▶ _PROMPT_:
Set the listing down again in full, word for word, with the pictures left out.

[Stored items from a collection]

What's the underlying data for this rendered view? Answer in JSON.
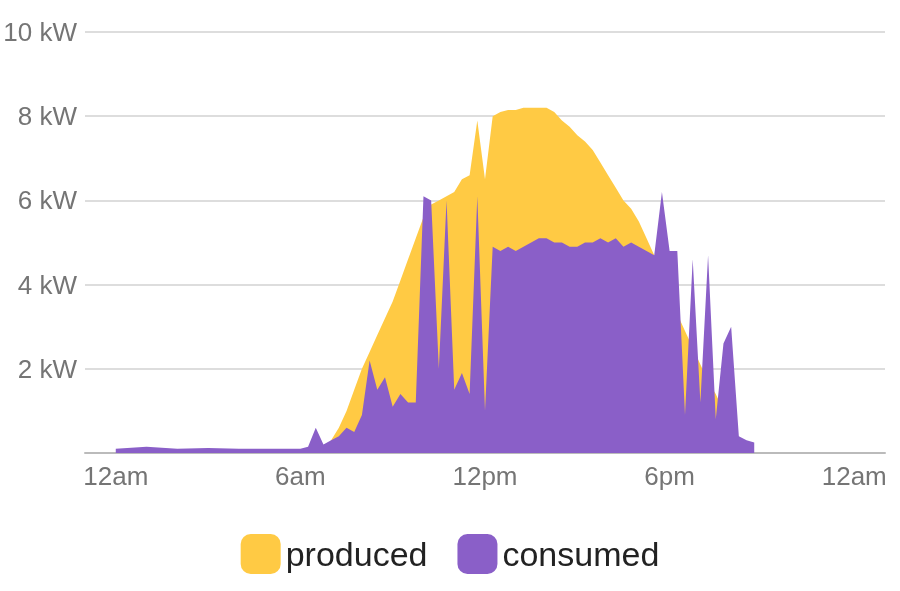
{
  "chart_data": {
    "type": "area",
    "x": [
      0,
      1,
      2,
      3,
      4,
      5,
      6,
      6.25,
      6.5,
      6.75,
      7,
      7.25,
      7.5,
      7.75,
      8,
      8.25,
      8.5,
      8.75,
      9,
      9.25,
      9.5,
      9.75,
      10,
      10.25,
      10.5,
      10.75,
      11,
      11.25,
      11.5,
      11.75,
      12,
      12.25,
      12.5,
      12.75,
      13,
      13.25,
      13.5,
      13.75,
      14,
      14.25,
      14.5,
      14.75,
      15,
      15.25,
      15.5,
      15.75,
      16,
      16.25,
      16.5,
      16.75,
      17,
      17.25,
      17.5,
      17.75,
      18,
      18.25,
      18.5,
      18.75,
      19,
      19.25,
      19.5,
      19.75,
      20,
      20.25,
      20.5,
      20.75,
      21
    ],
    "series": [
      {
        "name": "produced",
        "color": "#ffca44",
        "values": [
          null,
          null,
          null,
          null,
          null,
          null,
          null,
          null,
          null,
          0.1,
          0.3,
          0.6,
          1.0,
          1.5,
          2.0,
          2.4,
          2.8,
          3.2,
          3.6,
          4.1,
          4.6,
          5.1,
          5.6,
          5.9,
          6.0,
          6.1,
          6.2,
          6.5,
          6.6,
          7.9,
          6.5,
          8.0,
          8.1,
          8.15,
          8.15,
          8.2,
          8.2,
          8.2,
          8.2,
          8.1,
          7.9,
          7.75,
          7.55,
          7.4,
          7.2,
          6.9,
          6.6,
          6.3,
          6.0,
          5.8,
          5.5,
          5.1,
          4.7,
          4.2,
          3.8,
          3.3,
          2.9,
          2.5,
          2.1,
          1.7,
          1.4,
          1.0,
          0.7,
          0.35,
          0,
          null,
          null
        ]
      },
      {
        "name": "consumed",
        "color": "#8a5fc8",
        "values": [
          0.1,
          0.15,
          0.1,
          0.12,
          0.1,
          0.1,
          0.1,
          0.15,
          0.6,
          0.2,
          0.3,
          0.4,
          0.6,
          0.5,
          0.9,
          2.2,
          1.5,
          1.8,
          1.1,
          1.4,
          1.2,
          1.2,
          6.1,
          6.0,
          2.0,
          6.0,
          1.5,
          1.9,
          1.4,
          6.1,
          1.0,
          4.9,
          4.8,
          4.9,
          4.8,
          4.9,
          5.0,
          5.1,
          5.1,
          5.0,
          5.0,
          4.9,
          4.9,
          5.0,
          5.0,
          5.1,
          5.0,
          5.1,
          4.9,
          5.0,
          4.9,
          4.8,
          4.7,
          6.2,
          4.8,
          4.8,
          0.9,
          4.6,
          1.2,
          4.7,
          0.8,
          2.6,
          3.0,
          0.4,
          0.3,
          0.25,
          null
        ]
      }
    ],
    "xlim": [
      -1,
      25
    ],
    "xticks": [
      {
        "value": 0,
        "label": "12am"
      },
      {
        "value": 6,
        "label": "6am"
      },
      {
        "value": 12,
        "label": "12pm"
      },
      {
        "value": 18,
        "label": "6pm"
      },
      {
        "value": 24,
        "label": "12am"
      }
    ],
    "ylim": [
      0,
      10
    ],
    "yticks": [
      {
        "value": 2,
        "label": "2 kW"
      },
      {
        "value": 4,
        "label": "4 kW"
      },
      {
        "value": 6,
        "label": "6 kW"
      },
      {
        "value": 8,
        "label": "8 kW"
      },
      {
        "value": 10,
        "label": "10 kW"
      }
    ],
    "grid": true,
    "legend": "bottom"
  }
}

▶ _RESULT OF THE TASK_:
What's the underlying data for this rendered view? Answer in JSON.
{
  "chart_data": {
    "type": "area",
    "x": [
      0,
      1,
      2,
      3,
      4,
      5,
      6,
      6.25,
      6.5,
      6.75,
      7,
      7.25,
      7.5,
      7.75,
      8,
      8.25,
      8.5,
      8.75,
      9,
      9.25,
      9.5,
      9.75,
      10,
      10.25,
      10.5,
      10.75,
      11,
      11.25,
      11.5,
      11.75,
      12,
      12.25,
      12.5,
      12.75,
      13,
      13.25,
      13.5,
      13.75,
      14,
      14.25,
      14.5,
      14.75,
      15,
      15.25,
      15.5,
      15.75,
      16,
      16.25,
      16.5,
      16.75,
      17,
      17.25,
      17.5,
      17.75,
      18,
      18.25,
      18.5,
      18.75,
      19,
      19.25,
      19.5,
      19.75,
      20,
      20.25,
      20.5,
      20.75,
      21
    ],
    "series": [
      {
        "name": "produced",
        "color": "#ffca44",
        "values": [
          null,
          null,
          null,
          null,
          null,
          null,
          null,
          null,
          null,
          0.1,
          0.3,
          0.6,
          1.0,
          1.5,
          2.0,
          2.4,
          2.8,
          3.2,
          3.6,
          4.1,
          4.6,
          5.1,
          5.6,
          5.9,
          6.0,
          6.1,
          6.2,
          6.5,
          6.6,
          7.9,
          6.5,
          8.0,
          8.1,
          8.15,
          8.15,
          8.2,
          8.2,
          8.2,
          8.2,
          8.1,
          7.9,
          7.75,
          7.55,
          7.4,
          7.2,
          6.9,
          6.6,
          6.3,
          6.0,
          5.8,
          5.5,
          5.1,
          4.7,
          4.2,
          3.8,
          3.3,
          2.9,
          2.5,
          2.1,
          1.7,
          1.4,
          1.0,
          0.7,
          0.35,
          0,
          null,
          null
        ]
      },
      {
        "name": "consumed",
        "color": "#8a5fc8",
        "values": [
          0.1,
          0.15,
          0.1,
          0.12,
          0.1,
          0.1,
          0.1,
          0.15,
          0.6,
          0.2,
          0.3,
          0.4,
          0.6,
          0.5,
          0.9,
          2.2,
          1.5,
          1.8,
          1.1,
          1.4,
          1.2,
          1.2,
          6.1,
          6.0,
          2.0,
          6.0,
          1.5,
          1.9,
          1.4,
          6.1,
          1.0,
          4.9,
          4.8,
          4.9,
          4.8,
          4.9,
          5.0,
          5.1,
          5.1,
          5.0,
          5.0,
          4.9,
          4.9,
          5.0,
          5.0,
          5.1,
          5.0,
          5.1,
          4.9,
          5.0,
          4.9,
          4.8,
          4.7,
          6.2,
          4.8,
          4.8,
          0.9,
          4.6,
          1.2,
          4.7,
          0.8,
          2.6,
          3.0,
          0.4,
          0.3,
          0.25,
          null
        ]
      }
    ],
    "xlim": [
      -1,
      25
    ],
    "xticks": [
      {
        "value": 0,
        "label": "12am"
      },
      {
        "value": 6,
        "label": "6am"
      },
      {
        "value": 12,
        "label": "12pm"
      },
      {
        "value": 18,
        "label": "6pm"
      },
      {
        "value": 24,
        "label": "12am"
      }
    ],
    "ylim": [
      0,
      10
    ],
    "yticks": [
      {
        "value": 2,
        "label": "2 kW"
      },
      {
        "value": 4,
        "label": "4 kW"
      },
      {
        "value": 6,
        "label": "6 kW"
      },
      {
        "value": 8,
        "label": "8 kW"
      },
      {
        "value": 10,
        "label": "10 kW"
      }
    ],
    "grid": true,
    "legend": "bottom"
  }
}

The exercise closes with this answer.